** INPUT **
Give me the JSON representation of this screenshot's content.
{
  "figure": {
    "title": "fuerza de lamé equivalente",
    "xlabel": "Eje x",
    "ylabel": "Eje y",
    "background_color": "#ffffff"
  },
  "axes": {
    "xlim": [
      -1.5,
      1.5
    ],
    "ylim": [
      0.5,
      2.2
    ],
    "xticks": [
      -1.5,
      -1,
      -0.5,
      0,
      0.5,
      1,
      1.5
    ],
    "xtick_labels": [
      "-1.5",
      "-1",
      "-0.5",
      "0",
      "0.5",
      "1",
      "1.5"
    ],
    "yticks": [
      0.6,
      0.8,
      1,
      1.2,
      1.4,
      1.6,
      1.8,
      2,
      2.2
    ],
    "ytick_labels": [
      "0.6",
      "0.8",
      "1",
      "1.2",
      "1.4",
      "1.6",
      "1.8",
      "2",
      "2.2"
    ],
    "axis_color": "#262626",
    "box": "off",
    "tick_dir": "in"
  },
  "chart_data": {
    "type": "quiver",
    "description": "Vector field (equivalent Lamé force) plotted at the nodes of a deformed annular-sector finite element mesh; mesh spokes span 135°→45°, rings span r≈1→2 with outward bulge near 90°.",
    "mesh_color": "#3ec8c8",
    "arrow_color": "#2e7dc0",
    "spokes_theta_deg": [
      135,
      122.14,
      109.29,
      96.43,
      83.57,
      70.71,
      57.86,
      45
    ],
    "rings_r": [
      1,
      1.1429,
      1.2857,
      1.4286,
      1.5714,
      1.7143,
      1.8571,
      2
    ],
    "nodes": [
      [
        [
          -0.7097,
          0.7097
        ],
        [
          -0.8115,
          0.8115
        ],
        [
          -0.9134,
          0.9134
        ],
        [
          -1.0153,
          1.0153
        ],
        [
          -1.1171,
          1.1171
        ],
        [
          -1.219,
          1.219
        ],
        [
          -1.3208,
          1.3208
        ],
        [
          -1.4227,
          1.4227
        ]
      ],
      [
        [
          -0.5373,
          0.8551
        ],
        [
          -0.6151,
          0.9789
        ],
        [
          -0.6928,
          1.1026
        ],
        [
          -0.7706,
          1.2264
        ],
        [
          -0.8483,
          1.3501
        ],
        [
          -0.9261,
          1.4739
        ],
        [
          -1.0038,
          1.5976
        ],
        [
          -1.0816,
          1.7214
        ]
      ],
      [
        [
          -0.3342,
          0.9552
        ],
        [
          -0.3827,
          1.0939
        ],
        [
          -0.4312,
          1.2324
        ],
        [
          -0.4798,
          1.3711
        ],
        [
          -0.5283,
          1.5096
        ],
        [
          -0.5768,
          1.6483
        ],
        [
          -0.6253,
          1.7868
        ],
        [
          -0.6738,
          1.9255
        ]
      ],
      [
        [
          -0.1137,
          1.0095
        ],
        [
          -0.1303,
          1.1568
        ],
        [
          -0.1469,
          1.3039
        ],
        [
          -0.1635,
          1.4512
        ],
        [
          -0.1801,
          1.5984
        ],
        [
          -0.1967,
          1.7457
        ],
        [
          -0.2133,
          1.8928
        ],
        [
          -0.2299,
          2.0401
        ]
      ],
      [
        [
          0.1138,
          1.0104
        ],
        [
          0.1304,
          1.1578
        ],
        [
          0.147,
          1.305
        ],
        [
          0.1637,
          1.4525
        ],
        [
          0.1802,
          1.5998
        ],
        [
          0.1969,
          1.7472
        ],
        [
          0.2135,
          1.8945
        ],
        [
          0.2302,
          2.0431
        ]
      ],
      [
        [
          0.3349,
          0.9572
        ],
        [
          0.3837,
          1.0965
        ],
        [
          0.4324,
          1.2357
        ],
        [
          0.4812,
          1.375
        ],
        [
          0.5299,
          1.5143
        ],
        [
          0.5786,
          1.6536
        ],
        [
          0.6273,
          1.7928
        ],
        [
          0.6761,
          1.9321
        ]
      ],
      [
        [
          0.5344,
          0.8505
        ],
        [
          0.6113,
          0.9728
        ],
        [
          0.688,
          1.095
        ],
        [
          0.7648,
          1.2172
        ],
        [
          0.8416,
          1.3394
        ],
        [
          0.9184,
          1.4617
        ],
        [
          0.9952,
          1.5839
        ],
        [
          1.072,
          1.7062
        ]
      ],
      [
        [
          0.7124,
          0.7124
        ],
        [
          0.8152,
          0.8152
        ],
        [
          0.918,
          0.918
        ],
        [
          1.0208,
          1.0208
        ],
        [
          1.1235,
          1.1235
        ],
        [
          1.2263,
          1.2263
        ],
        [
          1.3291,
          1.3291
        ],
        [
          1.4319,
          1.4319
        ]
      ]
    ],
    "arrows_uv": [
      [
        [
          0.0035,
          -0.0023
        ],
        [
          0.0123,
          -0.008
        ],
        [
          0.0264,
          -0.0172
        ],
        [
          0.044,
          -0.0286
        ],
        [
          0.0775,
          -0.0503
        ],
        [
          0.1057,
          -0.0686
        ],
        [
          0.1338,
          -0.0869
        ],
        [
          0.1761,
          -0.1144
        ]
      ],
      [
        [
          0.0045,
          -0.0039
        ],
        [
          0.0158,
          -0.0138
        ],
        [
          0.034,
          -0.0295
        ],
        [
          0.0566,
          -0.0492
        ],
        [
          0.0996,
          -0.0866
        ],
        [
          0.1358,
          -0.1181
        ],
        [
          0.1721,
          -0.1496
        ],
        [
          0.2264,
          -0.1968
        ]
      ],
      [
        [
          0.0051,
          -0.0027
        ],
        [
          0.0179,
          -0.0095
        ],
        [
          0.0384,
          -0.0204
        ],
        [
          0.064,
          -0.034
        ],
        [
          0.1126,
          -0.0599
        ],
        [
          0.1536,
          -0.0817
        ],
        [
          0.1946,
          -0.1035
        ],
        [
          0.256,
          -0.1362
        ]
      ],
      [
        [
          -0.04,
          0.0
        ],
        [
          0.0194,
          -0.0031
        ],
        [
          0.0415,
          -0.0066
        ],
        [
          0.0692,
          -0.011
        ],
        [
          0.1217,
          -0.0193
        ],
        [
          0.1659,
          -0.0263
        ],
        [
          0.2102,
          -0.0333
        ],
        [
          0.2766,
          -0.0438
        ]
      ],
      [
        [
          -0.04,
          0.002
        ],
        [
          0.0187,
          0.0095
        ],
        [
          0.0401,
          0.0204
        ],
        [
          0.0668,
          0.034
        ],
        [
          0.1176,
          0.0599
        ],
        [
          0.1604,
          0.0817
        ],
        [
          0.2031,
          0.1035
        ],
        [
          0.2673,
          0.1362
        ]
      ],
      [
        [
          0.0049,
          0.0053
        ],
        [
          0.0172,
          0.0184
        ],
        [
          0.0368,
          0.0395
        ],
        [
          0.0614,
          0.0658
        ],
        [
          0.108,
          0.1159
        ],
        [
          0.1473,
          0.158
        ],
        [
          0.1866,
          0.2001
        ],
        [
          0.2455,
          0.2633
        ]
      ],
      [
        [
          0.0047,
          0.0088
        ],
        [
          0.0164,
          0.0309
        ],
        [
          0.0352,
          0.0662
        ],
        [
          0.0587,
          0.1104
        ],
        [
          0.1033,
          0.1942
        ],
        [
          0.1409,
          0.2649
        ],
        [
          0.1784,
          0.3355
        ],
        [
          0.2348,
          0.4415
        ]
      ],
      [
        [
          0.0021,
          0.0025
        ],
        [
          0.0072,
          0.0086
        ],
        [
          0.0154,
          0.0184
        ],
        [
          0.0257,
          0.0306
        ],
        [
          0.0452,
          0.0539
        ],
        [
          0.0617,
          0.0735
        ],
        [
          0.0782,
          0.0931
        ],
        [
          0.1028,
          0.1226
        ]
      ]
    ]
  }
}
--
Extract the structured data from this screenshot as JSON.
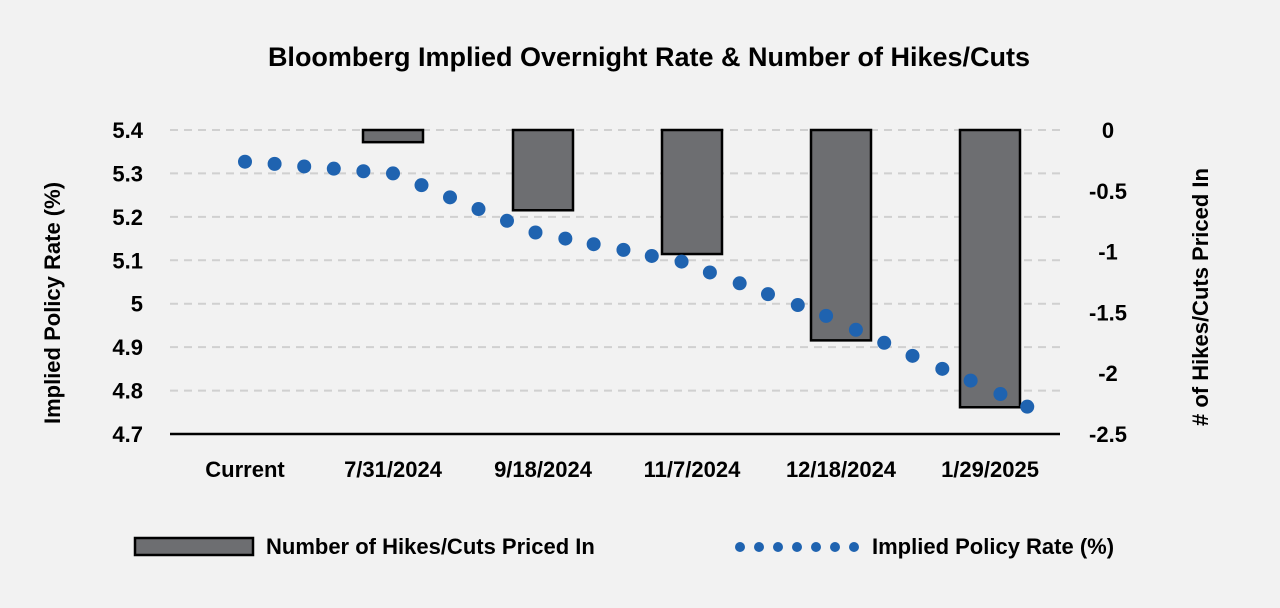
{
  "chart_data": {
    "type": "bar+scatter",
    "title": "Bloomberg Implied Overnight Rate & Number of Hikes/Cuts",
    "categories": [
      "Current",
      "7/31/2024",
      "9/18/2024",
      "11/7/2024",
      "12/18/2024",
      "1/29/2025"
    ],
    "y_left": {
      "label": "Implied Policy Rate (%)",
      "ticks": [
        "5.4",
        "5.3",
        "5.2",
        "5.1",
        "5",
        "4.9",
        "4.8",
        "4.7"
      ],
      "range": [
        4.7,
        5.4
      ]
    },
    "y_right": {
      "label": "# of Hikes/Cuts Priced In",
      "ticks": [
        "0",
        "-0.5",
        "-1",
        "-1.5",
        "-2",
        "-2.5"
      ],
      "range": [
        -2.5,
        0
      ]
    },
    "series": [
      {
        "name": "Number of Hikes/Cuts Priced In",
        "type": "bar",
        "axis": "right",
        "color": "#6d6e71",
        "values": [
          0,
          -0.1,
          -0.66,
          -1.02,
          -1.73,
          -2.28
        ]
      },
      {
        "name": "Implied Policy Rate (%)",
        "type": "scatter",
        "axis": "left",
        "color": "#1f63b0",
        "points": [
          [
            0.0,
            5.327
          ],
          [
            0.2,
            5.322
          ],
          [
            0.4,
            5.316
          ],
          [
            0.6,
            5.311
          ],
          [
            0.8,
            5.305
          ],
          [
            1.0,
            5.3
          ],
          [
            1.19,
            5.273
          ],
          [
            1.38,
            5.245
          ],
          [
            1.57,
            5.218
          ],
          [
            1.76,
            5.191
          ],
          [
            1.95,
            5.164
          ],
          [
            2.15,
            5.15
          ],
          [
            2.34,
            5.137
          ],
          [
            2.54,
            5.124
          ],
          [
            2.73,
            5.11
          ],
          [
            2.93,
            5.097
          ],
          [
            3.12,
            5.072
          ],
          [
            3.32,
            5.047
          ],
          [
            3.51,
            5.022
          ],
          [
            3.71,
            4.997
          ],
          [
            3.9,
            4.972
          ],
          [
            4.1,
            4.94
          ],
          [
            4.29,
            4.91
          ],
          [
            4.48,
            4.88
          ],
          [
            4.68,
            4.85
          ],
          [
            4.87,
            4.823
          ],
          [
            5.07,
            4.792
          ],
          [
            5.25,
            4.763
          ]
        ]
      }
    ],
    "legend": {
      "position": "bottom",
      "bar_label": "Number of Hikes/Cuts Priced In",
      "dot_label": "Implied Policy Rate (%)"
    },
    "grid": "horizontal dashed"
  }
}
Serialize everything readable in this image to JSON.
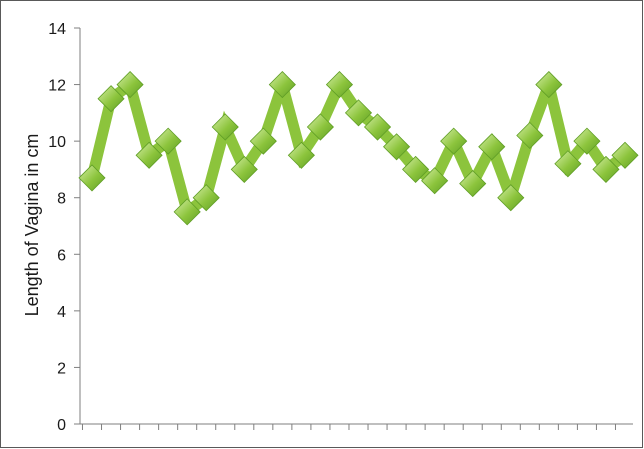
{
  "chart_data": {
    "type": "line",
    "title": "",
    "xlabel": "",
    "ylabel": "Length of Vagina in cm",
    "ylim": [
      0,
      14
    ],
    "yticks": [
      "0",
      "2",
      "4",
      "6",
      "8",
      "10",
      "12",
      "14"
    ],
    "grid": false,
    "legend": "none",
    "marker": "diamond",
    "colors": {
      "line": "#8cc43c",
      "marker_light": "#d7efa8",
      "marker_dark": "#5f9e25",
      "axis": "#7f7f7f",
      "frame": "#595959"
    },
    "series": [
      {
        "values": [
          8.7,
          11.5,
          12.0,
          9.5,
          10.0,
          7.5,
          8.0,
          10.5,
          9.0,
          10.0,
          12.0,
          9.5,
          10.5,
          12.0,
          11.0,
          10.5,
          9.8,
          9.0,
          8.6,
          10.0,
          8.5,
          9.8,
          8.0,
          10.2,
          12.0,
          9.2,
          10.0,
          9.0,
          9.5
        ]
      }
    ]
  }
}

** AIM **
Your answer should be a single number: the count of lines in the data that include the word "screenshot".

** RESPONSE TO THIS TASK **
2